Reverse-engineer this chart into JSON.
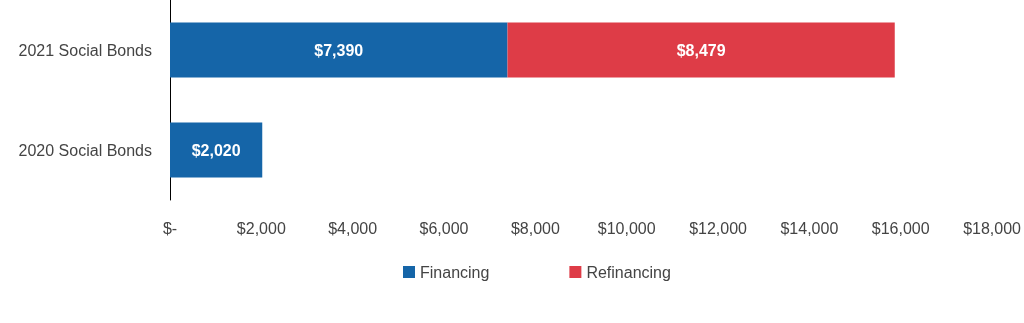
{
  "chart_data": {
    "type": "bar",
    "orientation": "horizontal",
    "stacked": true,
    "categories": [
      "2021 Social Bonds",
      "2020 Social Bonds"
    ],
    "series": [
      {
        "name": "Financing",
        "color": "#1565a8",
        "values": [
          7390,
          2020
        ],
        "value_labels": [
          "$7,390",
          "$2,020"
        ]
      },
      {
        "name": "Refinancing",
        "color": "#de3c47",
        "values": [
          8479,
          null
        ],
        "value_labels": [
          "$8,479",
          null
        ]
      }
    ],
    "xlim": [
      0,
      18000
    ],
    "xticks": [
      {
        "value": 0,
        "label": "$-"
      },
      {
        "value": 2000,
        "label": "$2,000"
      },
      {
        "value": 4000,
        "label": "$4,000"
      },
      {
        "value": 6000,
        "label": "$6,000"
      },
      {
        "value": 8000,
        "label": "$8,000"
      },
      {
        "value": 10000,
        "label": "$10,000"
      },
      {
        "value": 12000,
        "label": "$12,000"
      },
      {
        "value": 14000,
        "label": "$14,000"
      },
      {
        "value": 16000,
        "label": "$16,000"
      },
      {
        "value": 18000,
        "label": "$18,000"
      }
    ],
    "grid": false,
    "legend": "bottom"
  }
}
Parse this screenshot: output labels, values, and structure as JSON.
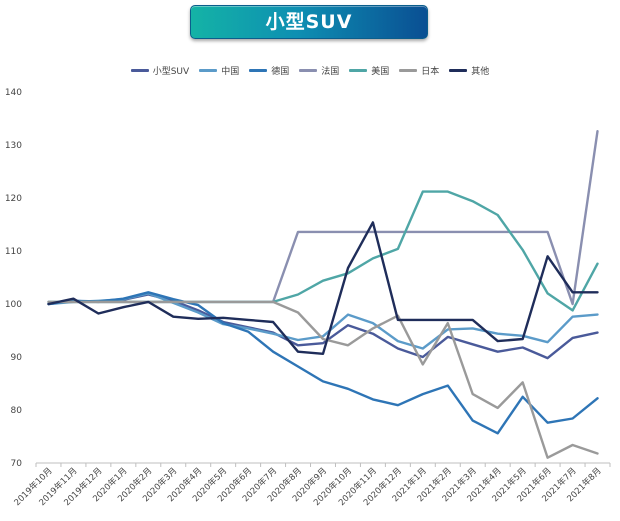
{
  "title": "小型SUV",
  "chart_data": {
    "type": "line",
    "title": "小型SUV",
    "xlabel": "",
    "ylabel": "",
    "ylim": [
      70,
      140
    ],
    "yticks": [
      70,
      80,
      90,
      100,
      110,
      120,
      130,
      140
    ],
    "grid": false,
    "legend_position": "top",
    "categories": [
      "2019年10月",
      "2019年11月",
      "2019年12月",
      "2020年1月",
      "2020年2月",
      "2020年3月",
      "2020年4月",
      "2020年5月",
      "2020年6月",
      "2020年7月",
      "2020年8月",
      "2020年9月",
      "2020年10月",
      "2020年11月",
      "2020年12月",
      "2021年1月",
      "2021年2月",
      "2021年3月",
      "2021年4月",
      "2021年5月",
      "2021年6月",
      "2021年7月",
      "2021年8月"
    ],
    "series": [
      {
        "name": "小型SUV",
        "color": "#4a5a9a",
        "values": [
          100,
          100.6,
          100.4,
          100.8,
          101.8,
          100.6,
          98.8,
          96.6,
          95.6,
          94.6,
          92.2,
          92.6,
          96,
          94.4,
          91.6,
          90,
          93.8,
          92.4,
          91,
          91.8,
          89.8,
          93.6,
          94.6
        ]
      },
      {
        "name": "中国",
        "color": "#5b9bc9",
        "values": [
          100,
          100.4,
          100.6,
          100.9,
          102,
          100.2,
          98.4,
          96.2,
          95.4,
          94.4,
          93.2,
          93.9,
          98,
          96.4,
          93,
          91.6,
          95.2,
          95.4,
          94.4,
          94,
          92.8,
          97.6,
          98
        ]
      },
      {
        "name": "德国",
        "color": "#2e75b6",
        "values": [
          100,
          100.6,
          100.5,
          101,
          102.2,
          100.9,
          99.8,
          96.4,
          94.8,
          91,
          88.2,
          85.4,
          84,
          82,
          80.9,
          83,
          84.6,
          78,
          75.6,
          82.5,
          77.6,
          78.4,
          82.2
        ]
      },
      {
        "name": "法国",
        "color": "#8a8fb0",
        "values": [
          100.4,
          100.4,
          100.4,
          100.4,
          100.4,
          100.4,
          100.4,
          100.4,
          100.4,
          100.4,
          113.6,
          113.6,
          113.6,
          113.6,
          113.6,
          113.6,
          113.6,
          113.6,
          113.6,
          113.6,
          113.6,
          100,
          132.6
        ]
      },
      {
        "name": "美国",
        "color": "#4fa6a6",
        "values": [
          100.4,
          100.4,
          100.4,
          100.4,
          100.4,
          100.4,
          100.4,
          100.4,
          100.4,
          100.4,
          101.8,
          104.4,
          105.8,
          108.6,
          110.4,
          121.2,
          121.2,
          119.4,
          116.8,
          110.2,
          102,
          98.8,
          107.6
        ]
      },
      {
        "name": "日本",
        "color": "#9a9a9a",
        "values": [
          100.4,
          100.4,
          100.4,
          100.4,
          100.4,
          100.4,
          100.4,
          100.4,
          100.4,
          100.4,
          98.4,
          93.4,
          92.2,
          95.4,
          97.8,
          88.6,
          96.4,
          83,
          80.4,
          85.2,
          71,
          73.4,
          71.8
        ]
      },
      {
        "name": "其他",
        "color": "#1f2d5a",
        "values": [
          100,
          101,
          98.2,
          99.4,
          100.4,
          97.6,
          97.2,
          97.4,
          97,
          96.6,
          91,
          90.6,
          106.8,
          115.4,
          97,
          97,
          97,
          97,
          93,
          93.4,
          109,
          102.2,
          102.2
        ]
      }
    ]
  }
}
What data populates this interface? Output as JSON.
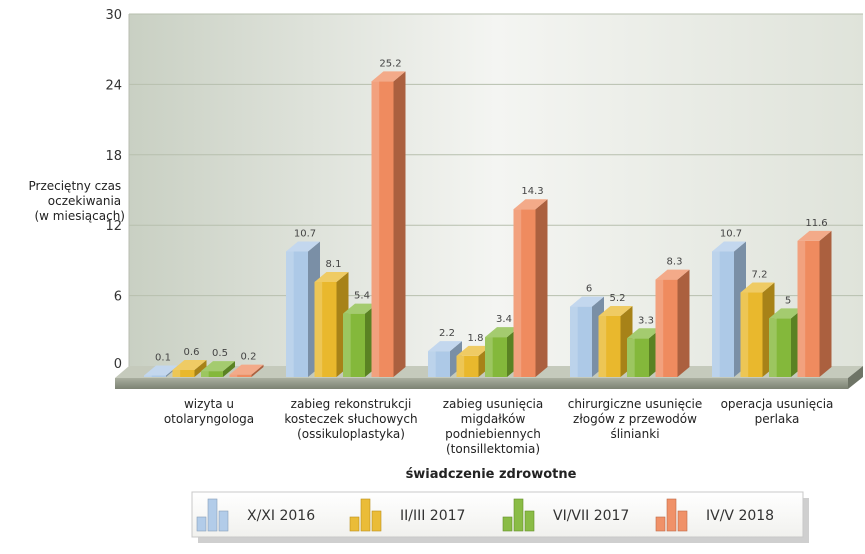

◇ ◇ ◇

- SET TASK:
Select all lines in the listing that include the word "this".

- RESULT OF THE EXERCISE:
Reverse-engineer this chart into JSON.
Parse this screenshot: output labels, values, and structure as JSON.
What data populates this interface? Output as JSON.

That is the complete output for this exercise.